---------- Records to use ----------
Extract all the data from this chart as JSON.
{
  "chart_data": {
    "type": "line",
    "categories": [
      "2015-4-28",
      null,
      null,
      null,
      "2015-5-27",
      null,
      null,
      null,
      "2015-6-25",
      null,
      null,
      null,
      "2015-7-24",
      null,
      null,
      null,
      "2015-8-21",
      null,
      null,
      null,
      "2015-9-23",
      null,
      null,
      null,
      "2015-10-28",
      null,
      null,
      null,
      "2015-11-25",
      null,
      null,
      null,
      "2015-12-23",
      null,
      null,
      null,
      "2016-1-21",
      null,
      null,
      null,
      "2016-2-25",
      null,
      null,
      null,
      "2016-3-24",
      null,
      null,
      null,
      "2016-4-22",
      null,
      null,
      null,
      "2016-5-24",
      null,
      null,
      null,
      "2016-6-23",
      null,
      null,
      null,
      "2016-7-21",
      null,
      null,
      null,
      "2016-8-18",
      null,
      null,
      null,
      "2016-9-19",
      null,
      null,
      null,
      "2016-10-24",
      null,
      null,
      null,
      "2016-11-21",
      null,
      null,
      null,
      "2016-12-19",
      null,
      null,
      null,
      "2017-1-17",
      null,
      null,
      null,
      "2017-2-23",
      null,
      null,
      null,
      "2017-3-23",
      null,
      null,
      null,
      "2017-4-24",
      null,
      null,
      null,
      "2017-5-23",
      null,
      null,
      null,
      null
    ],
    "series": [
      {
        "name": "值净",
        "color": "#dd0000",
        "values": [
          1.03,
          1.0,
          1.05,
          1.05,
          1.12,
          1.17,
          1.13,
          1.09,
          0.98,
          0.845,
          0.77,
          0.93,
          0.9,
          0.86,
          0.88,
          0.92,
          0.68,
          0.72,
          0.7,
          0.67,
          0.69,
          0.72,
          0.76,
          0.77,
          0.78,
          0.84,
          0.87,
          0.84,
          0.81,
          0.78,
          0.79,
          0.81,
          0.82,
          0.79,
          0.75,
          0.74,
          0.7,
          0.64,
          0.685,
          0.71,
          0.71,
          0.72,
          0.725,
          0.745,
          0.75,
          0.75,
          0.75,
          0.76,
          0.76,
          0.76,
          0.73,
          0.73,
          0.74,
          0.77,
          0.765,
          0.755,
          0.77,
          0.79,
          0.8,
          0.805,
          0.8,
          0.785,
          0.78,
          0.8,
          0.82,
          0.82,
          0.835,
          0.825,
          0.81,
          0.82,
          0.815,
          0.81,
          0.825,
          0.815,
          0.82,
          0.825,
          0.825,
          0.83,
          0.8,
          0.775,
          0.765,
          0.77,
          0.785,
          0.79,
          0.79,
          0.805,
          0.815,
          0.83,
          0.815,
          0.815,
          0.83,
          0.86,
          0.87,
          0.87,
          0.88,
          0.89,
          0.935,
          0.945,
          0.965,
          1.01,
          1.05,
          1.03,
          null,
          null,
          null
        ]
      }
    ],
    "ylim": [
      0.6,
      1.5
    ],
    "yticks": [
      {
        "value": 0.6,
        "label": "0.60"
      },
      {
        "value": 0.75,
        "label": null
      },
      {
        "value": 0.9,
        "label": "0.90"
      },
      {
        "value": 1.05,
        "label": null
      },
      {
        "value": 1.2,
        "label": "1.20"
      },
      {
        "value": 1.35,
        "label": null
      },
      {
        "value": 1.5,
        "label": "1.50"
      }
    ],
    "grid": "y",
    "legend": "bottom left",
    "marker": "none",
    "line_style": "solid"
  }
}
----------
* Problem: Please quote the data above in full, with no line missing.

* Expected answer:
Extract all the data from this chart as JSON.
{
  "chart_data": {
    "type": "line",
    "categories": [
      "2015-4-28",
      null,
      null,
      null,
      "2015-5-27",
      null,
      null,
      null,
      "2015-6-25",
      null,
      null,
      null,
      "2015-7-24",
      null,
      null,
      null,
      "2015-8-21",
      null,
      null,
      null,
      "2015-9-23",
      null,
      null,
      null,
      "2015-10-28",
      null,
      null,
      null,
      "2015-11-25",
      null,
      null,
      null,
      "2015-12-23",
      null,
      null,
      null,
      "2016-1-21",
      null,
      null,
      null,
      "2016-2-25",
      null,
      null,
      null,
      "2016-3-24",
      null,
      null,
      null,
      "2016-4-22",
      null,
      null,
      null,
      "2016-5-24",
      null,
      null,
      null,
      "2016-6-23",
      null,
      null,
      null,
      "2016-7-21",
      null,
      null,
      null,
      "2016-8-18",
      null,
      null,
      null,
      "2016-9-19",
      null,
      null,
      null,
      "2016-10-24",
      null,
      null,
      null,
      "2016-11-21",
      null,
      null,
      null,
      "2016-12-19",
      null,
      null,
      null,
      "2017-1-17",
      null,
      null,
      null,
      "2017-2-23",
      null,
      null,
      null,
      "2017-3-23",
      null,
      null,
      null,
      "2017-4-24",
      null,
      null,
      null,
      "2017-5-23",
      null,
      null,
      null,
      null
    ],
    "series": [
      {
        "name": "值净",
        "color": "#dd0000",
        "values": [
          1.03,
          1.0,
          1.05,
          1.05,
          1.12,
          1.17,
          1.13,
          1.09,
          0.98,
          0.845,
          0.77,
          0.93,
          0.9,
          0.86,
          0.88,
          0.92,
          0.68,
          0.72,
          0.7,
          0.67,
          0.69,
          0.72,
          0.76,
          0.77,
          0.78,
          0.84,
          0.87,
          0.84,
          0.81,
          0.78,
          0.79,
          0.81,
          0.82,
          0.79,
          0.75,
          0.74,
          0.7,
          0.64,
          0.685,
          0.71,
          0.71,
          0.72,
          0.725,
          0.745,
          0.75,
          0.75,
          0.75,
          0.76,
          0.76,
          0.76,
          0.73,
          0.73,
          0.74,
          0.77,
          0.765,
          0.755,
          0.77,
          0.79,
          0.8,
          0.805,
          0.8,
          0.785,
          0.78,
          0.8,
          0.82,
          0.82,
          0.835,
          0.825,
          0.81,
          0.82,
          0.815,
          0.81,
          0.825,
          0.815,
          0.82,
          0.825,
          0.825,
          0.83,
          0.8,
          0.775,
          0.765,
          0.77,
          0.785,
          0.79,
          0.79,
          0.805,
          0.815,
          0.83,
          0.815,
          0.815,
          0.83,
          0.86,
          0.87,
          0.87,
          0.88,
          0.89,
          0.935,
          0.945,
          0.965,
          1.01,
          1.05,
          1.03,
          null,
          null,
          null
        ]
      }
    ],
    "ylim": [
      0.6,
      1.5
    ],
    "yticks": [
      {
        "value": 0.6,
        "label": "0.60"
      },
      {
        "value": 0.75,
        "label": null
      },
      {
        "value": 0.9,
        "label": "0.90"
      },
      {
        "value": 1.05,
        "label": null
      },
      {
        "value": 1.2,
        "label": "1.20"
      },
      {
        "value": 1.35,
        "label": null
      },
      {
        "value": 1.5,
        "label": "1.50"
      }
    ],
    "grid": "y",
    "legend": "bottom left",
    "marker": "none",
    "line_style": "solid"
  }
}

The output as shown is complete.